=== THE REQUEST ===
Will you restate verbatim the lines running from the line with "Convert this document image to plain text." to the end of the data, leaving out everything else?

=== INPUT MATERIAL ===

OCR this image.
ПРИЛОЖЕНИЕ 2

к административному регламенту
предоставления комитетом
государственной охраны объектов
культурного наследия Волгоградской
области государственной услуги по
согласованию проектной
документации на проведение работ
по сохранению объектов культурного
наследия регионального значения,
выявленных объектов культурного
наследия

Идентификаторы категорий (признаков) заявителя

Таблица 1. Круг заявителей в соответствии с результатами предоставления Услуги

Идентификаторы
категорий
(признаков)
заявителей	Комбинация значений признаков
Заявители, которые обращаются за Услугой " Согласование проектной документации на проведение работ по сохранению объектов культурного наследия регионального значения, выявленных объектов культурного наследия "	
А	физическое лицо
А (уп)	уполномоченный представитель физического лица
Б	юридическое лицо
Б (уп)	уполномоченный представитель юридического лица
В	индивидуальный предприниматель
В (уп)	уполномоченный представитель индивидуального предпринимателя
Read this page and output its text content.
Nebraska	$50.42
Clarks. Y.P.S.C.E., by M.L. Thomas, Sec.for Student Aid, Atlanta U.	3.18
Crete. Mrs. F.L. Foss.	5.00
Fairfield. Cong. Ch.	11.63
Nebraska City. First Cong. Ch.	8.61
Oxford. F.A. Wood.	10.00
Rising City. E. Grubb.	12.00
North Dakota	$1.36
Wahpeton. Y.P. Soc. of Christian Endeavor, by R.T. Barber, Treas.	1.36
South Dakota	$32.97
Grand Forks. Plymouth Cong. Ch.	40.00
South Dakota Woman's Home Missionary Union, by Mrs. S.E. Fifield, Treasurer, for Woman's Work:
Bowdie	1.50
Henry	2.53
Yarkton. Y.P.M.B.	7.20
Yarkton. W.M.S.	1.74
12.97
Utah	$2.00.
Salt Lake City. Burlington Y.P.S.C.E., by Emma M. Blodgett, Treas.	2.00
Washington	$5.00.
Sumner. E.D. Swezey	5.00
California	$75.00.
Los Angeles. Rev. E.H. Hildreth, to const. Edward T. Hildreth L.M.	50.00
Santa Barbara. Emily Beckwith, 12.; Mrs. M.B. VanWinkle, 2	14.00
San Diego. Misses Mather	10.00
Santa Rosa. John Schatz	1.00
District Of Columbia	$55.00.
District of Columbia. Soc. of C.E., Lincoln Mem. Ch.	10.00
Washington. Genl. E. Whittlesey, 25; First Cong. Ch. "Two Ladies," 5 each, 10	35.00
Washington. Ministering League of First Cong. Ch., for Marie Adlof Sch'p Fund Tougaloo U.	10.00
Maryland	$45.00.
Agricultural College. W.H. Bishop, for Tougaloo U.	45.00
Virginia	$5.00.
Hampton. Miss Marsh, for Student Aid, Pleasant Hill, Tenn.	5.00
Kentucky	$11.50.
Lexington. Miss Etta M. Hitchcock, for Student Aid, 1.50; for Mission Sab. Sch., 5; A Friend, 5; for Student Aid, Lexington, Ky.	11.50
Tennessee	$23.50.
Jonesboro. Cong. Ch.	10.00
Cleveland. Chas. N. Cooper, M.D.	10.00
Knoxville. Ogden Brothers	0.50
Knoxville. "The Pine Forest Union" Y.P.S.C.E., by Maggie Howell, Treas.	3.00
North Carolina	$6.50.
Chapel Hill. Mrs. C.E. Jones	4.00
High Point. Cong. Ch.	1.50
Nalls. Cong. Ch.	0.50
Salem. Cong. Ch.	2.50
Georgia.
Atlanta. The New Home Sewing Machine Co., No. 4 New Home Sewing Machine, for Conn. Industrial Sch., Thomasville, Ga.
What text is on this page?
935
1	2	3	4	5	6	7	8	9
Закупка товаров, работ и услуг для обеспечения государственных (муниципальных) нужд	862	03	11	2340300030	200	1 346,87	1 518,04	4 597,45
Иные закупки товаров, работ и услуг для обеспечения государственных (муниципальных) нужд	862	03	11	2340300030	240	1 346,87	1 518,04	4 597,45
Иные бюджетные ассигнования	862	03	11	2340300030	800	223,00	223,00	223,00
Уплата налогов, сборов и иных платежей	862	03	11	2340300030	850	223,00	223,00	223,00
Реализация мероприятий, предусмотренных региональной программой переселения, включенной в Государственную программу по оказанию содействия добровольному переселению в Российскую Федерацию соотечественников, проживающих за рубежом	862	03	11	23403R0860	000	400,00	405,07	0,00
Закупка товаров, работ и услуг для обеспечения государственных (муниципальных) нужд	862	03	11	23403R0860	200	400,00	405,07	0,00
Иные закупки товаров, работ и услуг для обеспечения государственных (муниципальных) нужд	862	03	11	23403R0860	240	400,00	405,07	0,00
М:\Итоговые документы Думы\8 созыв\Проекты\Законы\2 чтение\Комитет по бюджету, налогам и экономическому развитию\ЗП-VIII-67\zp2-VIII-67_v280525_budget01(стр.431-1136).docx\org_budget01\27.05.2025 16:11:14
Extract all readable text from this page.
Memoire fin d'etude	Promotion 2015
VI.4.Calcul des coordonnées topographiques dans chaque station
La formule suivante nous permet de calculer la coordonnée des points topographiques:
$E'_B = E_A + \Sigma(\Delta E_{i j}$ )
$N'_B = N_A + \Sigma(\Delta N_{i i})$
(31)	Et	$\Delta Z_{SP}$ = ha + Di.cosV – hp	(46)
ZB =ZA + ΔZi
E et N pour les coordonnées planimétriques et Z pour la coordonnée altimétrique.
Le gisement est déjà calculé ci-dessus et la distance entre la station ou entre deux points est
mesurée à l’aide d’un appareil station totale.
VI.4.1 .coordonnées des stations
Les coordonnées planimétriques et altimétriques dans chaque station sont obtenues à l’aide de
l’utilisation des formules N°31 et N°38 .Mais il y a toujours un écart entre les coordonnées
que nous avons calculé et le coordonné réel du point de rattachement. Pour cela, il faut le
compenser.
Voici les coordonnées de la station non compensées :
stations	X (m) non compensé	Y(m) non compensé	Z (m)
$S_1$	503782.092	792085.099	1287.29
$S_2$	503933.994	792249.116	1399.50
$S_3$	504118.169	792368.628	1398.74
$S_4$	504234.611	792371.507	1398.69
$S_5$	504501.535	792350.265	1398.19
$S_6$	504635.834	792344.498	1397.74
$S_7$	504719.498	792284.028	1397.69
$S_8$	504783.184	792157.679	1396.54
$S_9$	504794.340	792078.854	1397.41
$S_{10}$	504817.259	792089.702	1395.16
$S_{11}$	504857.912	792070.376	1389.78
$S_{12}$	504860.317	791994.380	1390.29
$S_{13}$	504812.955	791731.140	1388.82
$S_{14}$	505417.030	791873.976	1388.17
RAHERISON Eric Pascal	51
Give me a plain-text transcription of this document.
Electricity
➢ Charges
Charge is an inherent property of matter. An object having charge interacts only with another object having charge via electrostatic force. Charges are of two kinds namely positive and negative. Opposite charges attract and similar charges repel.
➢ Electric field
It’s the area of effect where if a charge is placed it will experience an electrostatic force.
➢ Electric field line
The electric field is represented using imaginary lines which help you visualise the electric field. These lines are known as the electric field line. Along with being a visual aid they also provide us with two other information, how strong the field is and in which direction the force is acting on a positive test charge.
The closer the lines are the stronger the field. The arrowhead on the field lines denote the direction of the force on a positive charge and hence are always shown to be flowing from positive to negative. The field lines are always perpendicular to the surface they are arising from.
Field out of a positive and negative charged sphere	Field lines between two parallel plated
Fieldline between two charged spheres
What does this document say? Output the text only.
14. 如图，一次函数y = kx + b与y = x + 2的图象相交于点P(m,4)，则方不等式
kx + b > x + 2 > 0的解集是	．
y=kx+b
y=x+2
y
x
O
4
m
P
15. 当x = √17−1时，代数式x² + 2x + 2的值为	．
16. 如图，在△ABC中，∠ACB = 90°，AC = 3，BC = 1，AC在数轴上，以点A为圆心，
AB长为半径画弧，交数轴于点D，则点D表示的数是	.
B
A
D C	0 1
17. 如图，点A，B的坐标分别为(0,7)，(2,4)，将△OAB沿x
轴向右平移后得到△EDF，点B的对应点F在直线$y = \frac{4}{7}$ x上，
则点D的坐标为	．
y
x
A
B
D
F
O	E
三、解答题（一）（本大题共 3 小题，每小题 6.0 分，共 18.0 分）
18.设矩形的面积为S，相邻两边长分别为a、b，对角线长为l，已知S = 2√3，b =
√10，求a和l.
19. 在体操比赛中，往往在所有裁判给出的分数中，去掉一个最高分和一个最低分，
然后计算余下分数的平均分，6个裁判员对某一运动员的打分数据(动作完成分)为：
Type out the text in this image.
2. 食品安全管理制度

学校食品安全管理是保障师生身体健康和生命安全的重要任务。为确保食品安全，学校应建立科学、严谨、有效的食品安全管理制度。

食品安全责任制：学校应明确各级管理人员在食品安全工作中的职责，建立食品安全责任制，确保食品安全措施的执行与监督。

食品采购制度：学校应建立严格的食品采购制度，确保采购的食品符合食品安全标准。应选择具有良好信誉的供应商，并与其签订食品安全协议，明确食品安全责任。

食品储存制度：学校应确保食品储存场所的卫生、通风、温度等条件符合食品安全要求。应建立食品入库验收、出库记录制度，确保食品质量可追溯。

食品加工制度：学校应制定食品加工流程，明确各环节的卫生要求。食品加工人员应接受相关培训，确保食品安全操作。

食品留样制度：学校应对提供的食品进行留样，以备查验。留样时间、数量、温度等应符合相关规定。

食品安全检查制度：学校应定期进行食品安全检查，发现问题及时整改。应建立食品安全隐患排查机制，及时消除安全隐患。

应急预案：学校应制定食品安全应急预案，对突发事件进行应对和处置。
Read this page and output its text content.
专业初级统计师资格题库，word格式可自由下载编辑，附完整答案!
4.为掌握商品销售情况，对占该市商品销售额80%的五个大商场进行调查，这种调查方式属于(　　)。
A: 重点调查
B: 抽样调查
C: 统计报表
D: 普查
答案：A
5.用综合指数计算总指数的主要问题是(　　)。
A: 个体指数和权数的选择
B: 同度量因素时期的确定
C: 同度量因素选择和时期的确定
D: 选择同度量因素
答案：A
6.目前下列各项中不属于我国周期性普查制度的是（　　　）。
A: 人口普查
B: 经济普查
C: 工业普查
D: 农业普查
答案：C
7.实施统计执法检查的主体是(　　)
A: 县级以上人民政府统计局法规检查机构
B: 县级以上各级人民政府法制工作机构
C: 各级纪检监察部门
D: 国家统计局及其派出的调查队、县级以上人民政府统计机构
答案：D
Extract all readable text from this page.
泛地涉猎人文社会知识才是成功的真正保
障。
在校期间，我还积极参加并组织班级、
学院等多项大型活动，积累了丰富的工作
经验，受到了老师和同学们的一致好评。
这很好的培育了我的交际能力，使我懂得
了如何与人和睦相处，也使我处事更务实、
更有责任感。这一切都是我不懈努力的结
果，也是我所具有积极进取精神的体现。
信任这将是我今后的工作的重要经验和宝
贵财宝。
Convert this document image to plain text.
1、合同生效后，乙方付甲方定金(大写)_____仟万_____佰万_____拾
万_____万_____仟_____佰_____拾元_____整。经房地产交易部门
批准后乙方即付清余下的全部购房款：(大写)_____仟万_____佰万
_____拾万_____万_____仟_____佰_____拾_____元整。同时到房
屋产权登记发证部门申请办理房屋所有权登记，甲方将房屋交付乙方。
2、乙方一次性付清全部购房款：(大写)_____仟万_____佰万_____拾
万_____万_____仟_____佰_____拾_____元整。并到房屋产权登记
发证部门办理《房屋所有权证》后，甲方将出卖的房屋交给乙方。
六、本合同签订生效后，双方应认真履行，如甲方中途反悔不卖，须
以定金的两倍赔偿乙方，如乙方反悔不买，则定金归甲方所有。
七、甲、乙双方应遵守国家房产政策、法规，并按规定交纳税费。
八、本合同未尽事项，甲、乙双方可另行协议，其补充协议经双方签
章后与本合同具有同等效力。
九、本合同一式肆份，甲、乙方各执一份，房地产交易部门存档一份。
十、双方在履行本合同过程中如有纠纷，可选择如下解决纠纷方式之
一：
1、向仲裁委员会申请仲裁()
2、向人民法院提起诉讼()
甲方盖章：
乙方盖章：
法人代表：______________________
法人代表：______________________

=== TASK RESULT ===
Convert this document image to plain text.
1、合同生效后，乙方付甲方定金(大写)_____仟万_____佰万_____拾
万_____万_____仟_____佰_____拾元_____整。经房地产交易部门
批准后乙方即付清余下的全部购房款：(大写)_____仟万_____佰万
_____拾万_____万_____仟_____佰_____拾_____元整。同时到房
屋产权登记发证部门申请办理房屋所有权登记，甲方将房屋交付乙方。
2、乙方一次性付清全部购房款：(大写)_____仟万_____佰万_____拾
万_____万_____仟_____佰_____拾_____元整。并到房屋产权登记
发证部门办理《房屋所有权证》后，甲方将出卖的房屋交给乙方。
六、本合同签订生效后，双方应认真履行，如甲方中途反悔不卖，须
以定金的两倍赔偿乙方，如乙方反悔不买，则定金归甲方所有。
七、甲、乙双方应遵守国家房产政策、法规，并按规定交纳税费。
八、本合同未尽事项，甲、乙双方可另行协议，其补充协议经双方签
章后与本合同具有同等效力。
九、本合同一式肆份，甲、乙方各执一份，房地产交易部门存档一份。
十、双方在履行本合同过程中如有纠纷，可选择如下解决纠纷方式之
一：
1、向仲裁委员会申请仲裁()
2、向人民法院提起诉讼()
甲方盖章：
乙方盖章：
法人代表：______________________
法人代表：______________________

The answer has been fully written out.